Dataset rows:

#####

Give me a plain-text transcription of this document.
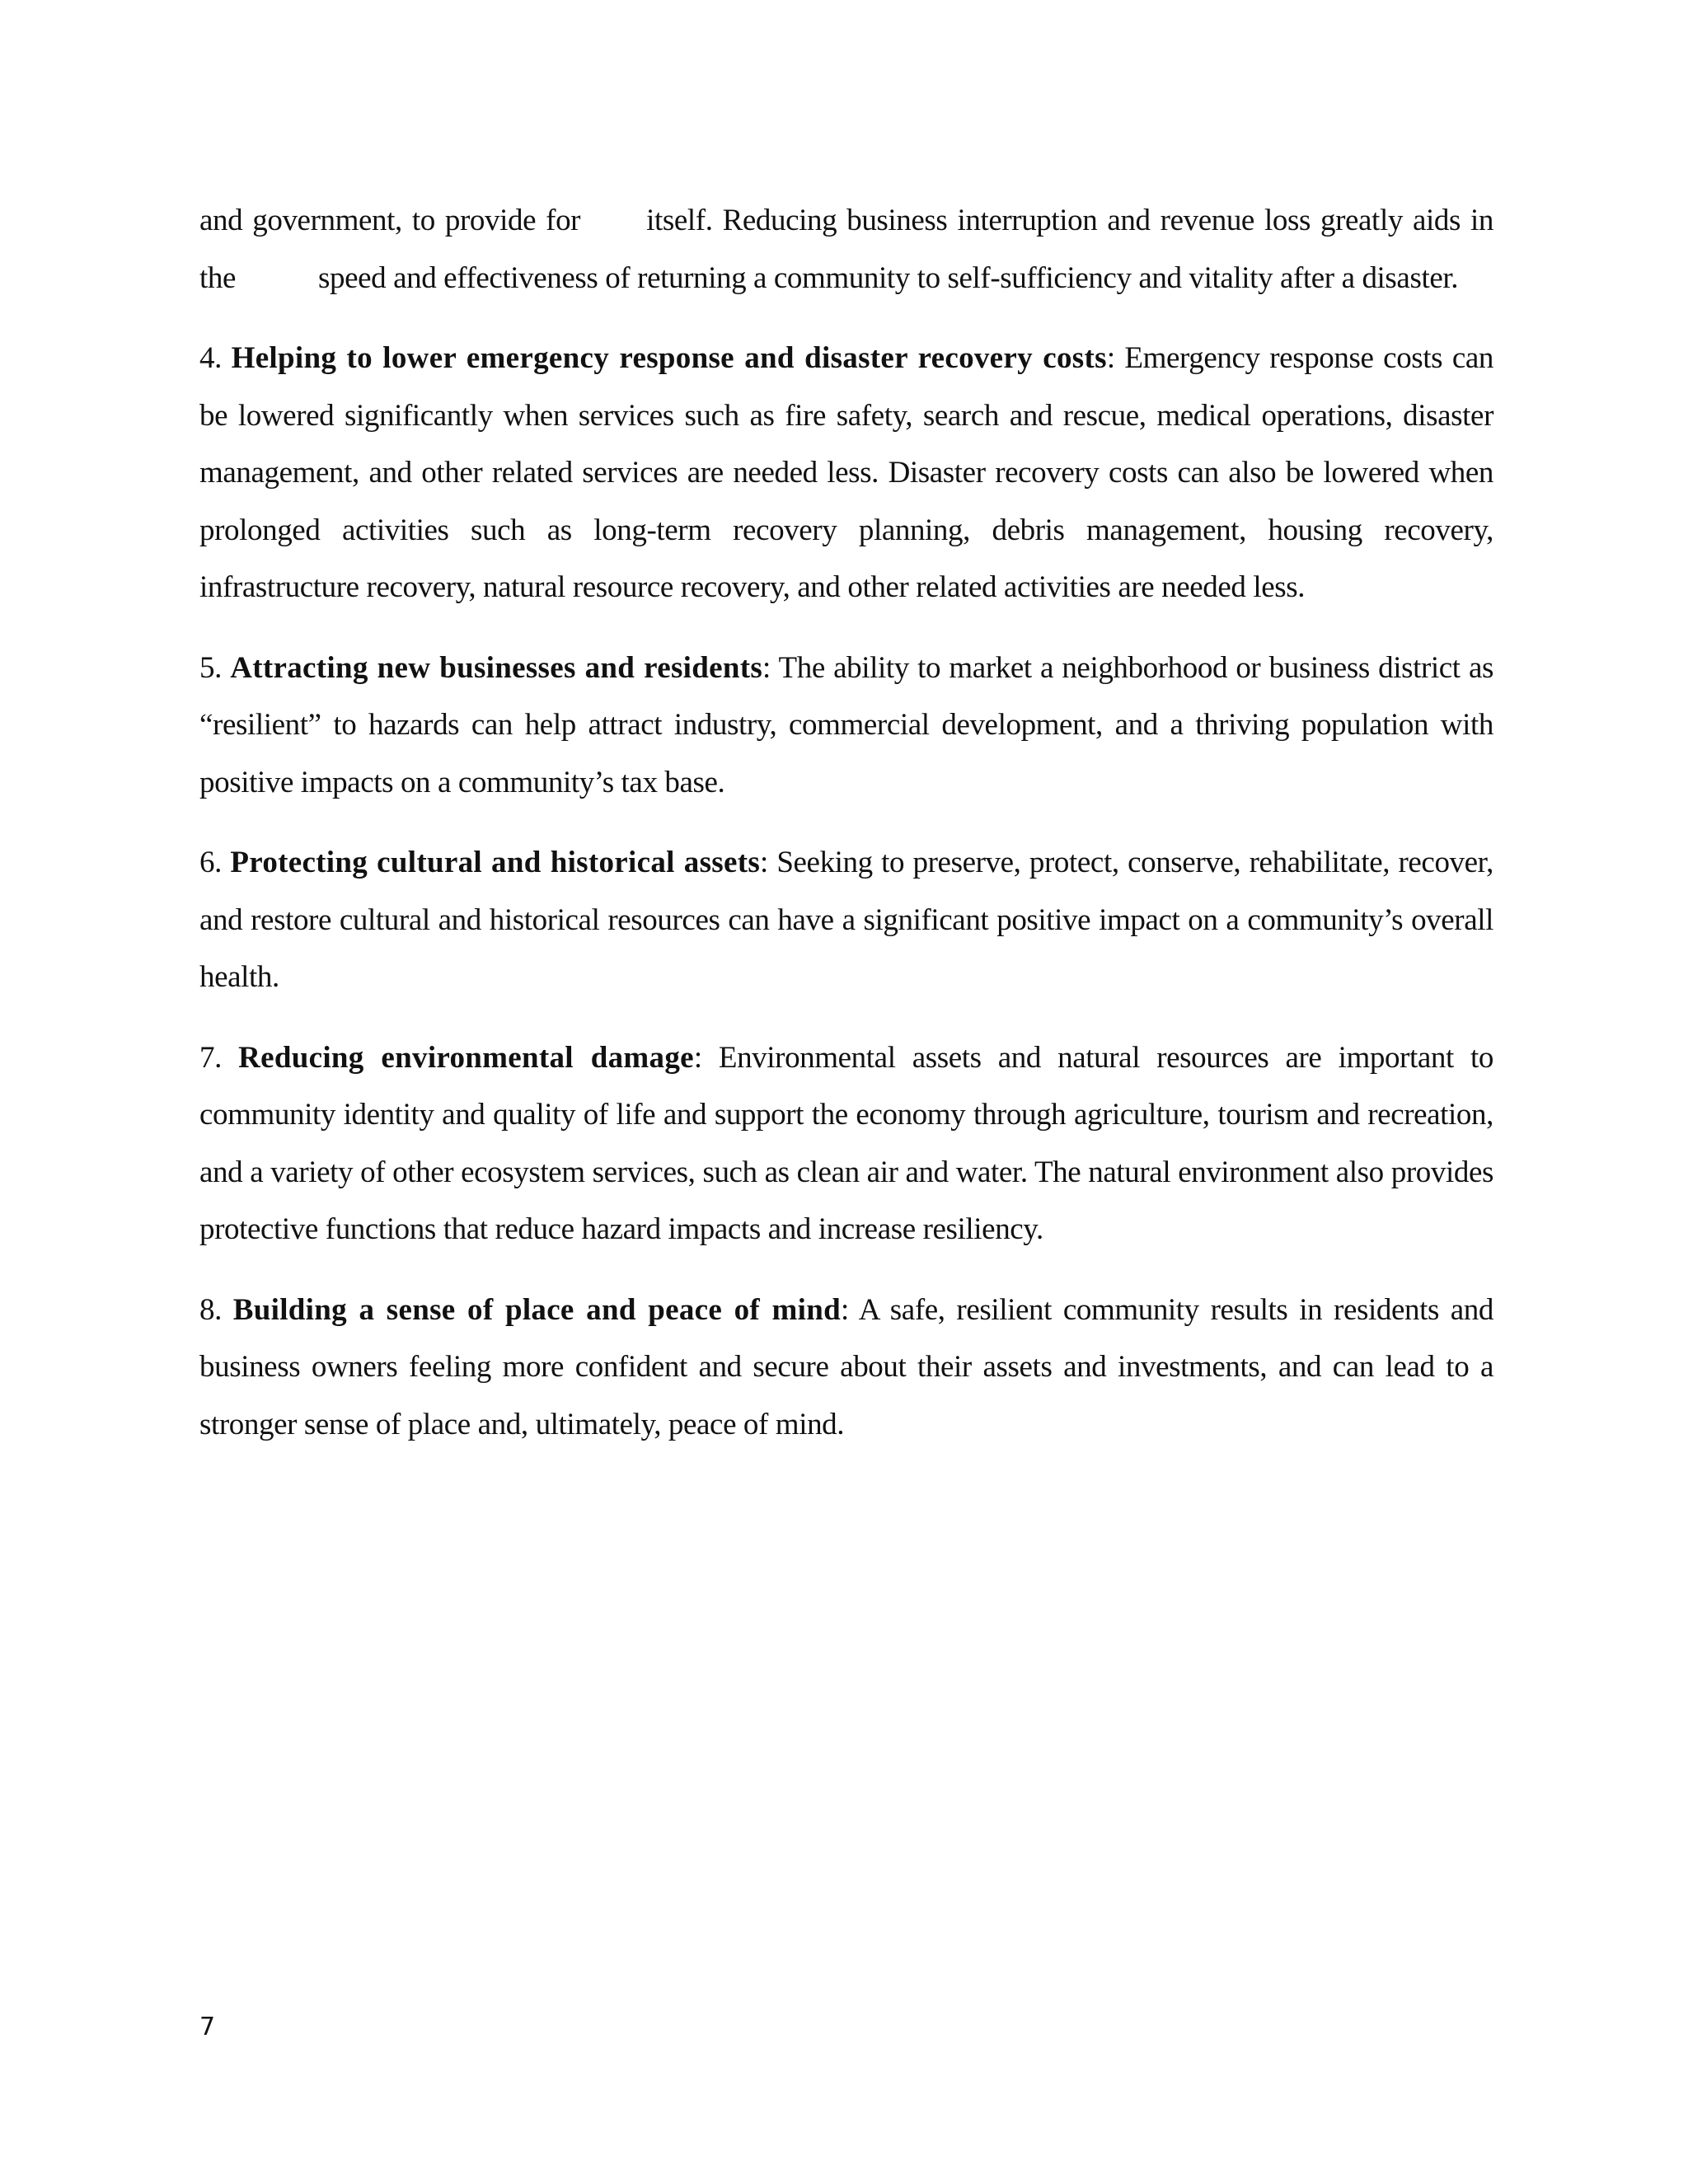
and government, to provide for itself. Reducing business interruption and revenue loss greatly aids in the	speed and effectiveness of returning a community to self-sufficiency and vitality after a disaster.

4. Helping to lower emergency response and disaster recovery costs: Emergency response costs can be lowered significantly when services such as fire safety, search and rescue, medical operations, disaster management, and other related services are needed less. Disaster recovery costs can also be lowered when prolonged activities such as long-term recovery planning, debris management, housing recovery, infrastructure recovery, natural resource recovery, and other related activities are needed less.

5. Attracting new businesses and residents: The ability to market a neighborhood or business district as “resilient” to hazards can help attract industry, commercial development, and a thriving population with positive impacts on a community’s tax base.

6. Protecting cultural and historical assets: Seeking to preserve, protect, conserve, rehabilitate, recover, and restore cultural and historical resources can have a significant positive impact on a community’s overall health.

7. Reducing environmental damage: Environmental assets and natural resources are important to community identity and quality of life and support the economy through agriculture, tourism and recreation, and a variety of other ecosystem services, such as clean air and water. The natural environment also provides protective functions that reduce hazard impacts and increase resiliency.

8. Building a sense of place and peace of mind: A safe, resilient community results in residents and business owners feeling more confident and secure about their assets and investments, and can lead to a stronger sense of place and, ultimately, peace of mind.

7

#####

PROBLEM DETAILS: Reply with nothing but the number of lines in the data above that contain "resources".

ANSWER BELOW: 2